** START Selection **

Sometimes we have expectations put on us by others. If you’re single I’m sure you’re familiar with that one relative at family reunions who always asks with a pointed gaze and a concerned brow, “Are you dating anyone? Have you found that special person yet? You should get out there and try harder.”

 

Or maybe you’re climbing up the corporate ladder and the words of your parents are ringing in your ears, “Be sure to make something of your life.” So you work and you strive and you toil in expectation that one day you really will make something of your life.

 

Expectations are not bad in and of themselves. It’s not bad to want to be successful at what you do, or to desire a relationship. It’s not even bad to want those things for others; but expectations can only get us so far. Our expectations can fuel us with strength and passion, but all too often with that passion comes the sting of shame and desperation.

** END Selection **
** START Data shown **

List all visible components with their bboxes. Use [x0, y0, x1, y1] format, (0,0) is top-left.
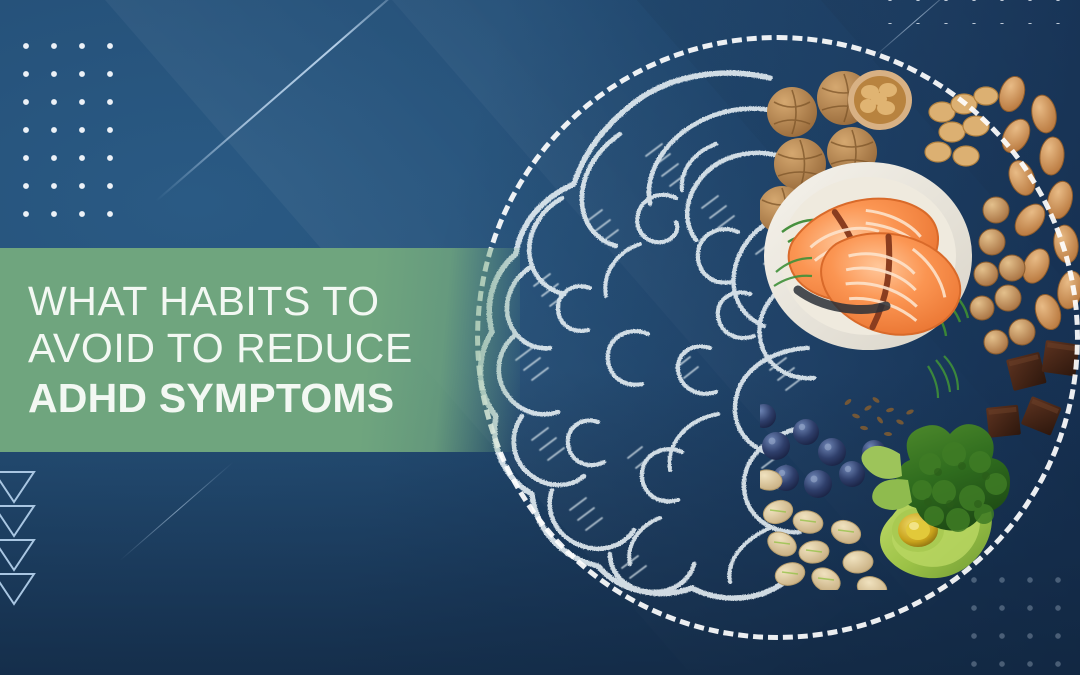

** END Data shown **
** START Data shown **

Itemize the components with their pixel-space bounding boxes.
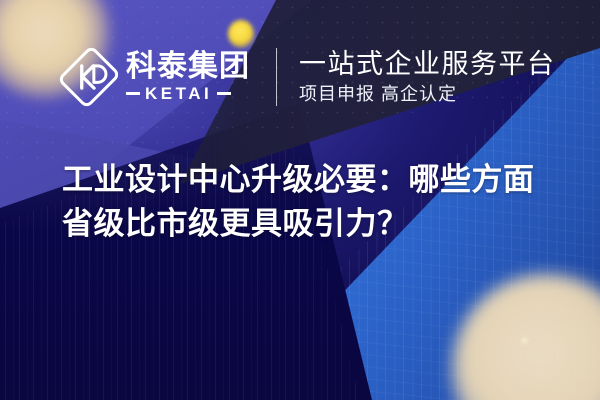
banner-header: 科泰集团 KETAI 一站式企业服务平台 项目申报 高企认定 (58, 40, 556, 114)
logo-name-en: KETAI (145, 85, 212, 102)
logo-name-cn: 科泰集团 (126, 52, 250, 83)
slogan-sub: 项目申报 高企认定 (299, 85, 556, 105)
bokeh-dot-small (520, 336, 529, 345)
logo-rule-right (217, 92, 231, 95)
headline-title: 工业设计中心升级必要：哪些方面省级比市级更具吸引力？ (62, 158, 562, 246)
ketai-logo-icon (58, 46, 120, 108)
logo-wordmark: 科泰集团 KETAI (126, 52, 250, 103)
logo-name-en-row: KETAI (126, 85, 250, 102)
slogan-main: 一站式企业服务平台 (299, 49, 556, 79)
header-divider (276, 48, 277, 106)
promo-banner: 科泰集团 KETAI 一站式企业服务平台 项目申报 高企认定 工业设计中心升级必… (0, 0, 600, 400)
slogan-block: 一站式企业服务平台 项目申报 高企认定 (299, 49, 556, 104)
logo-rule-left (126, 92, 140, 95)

** END Data shown **

**What is expected**
In the passage on expectations, what words from the parents ring in the ears of someone climbing the corporate ladder?

**Answer to this task**
"Be sure to make something of your life."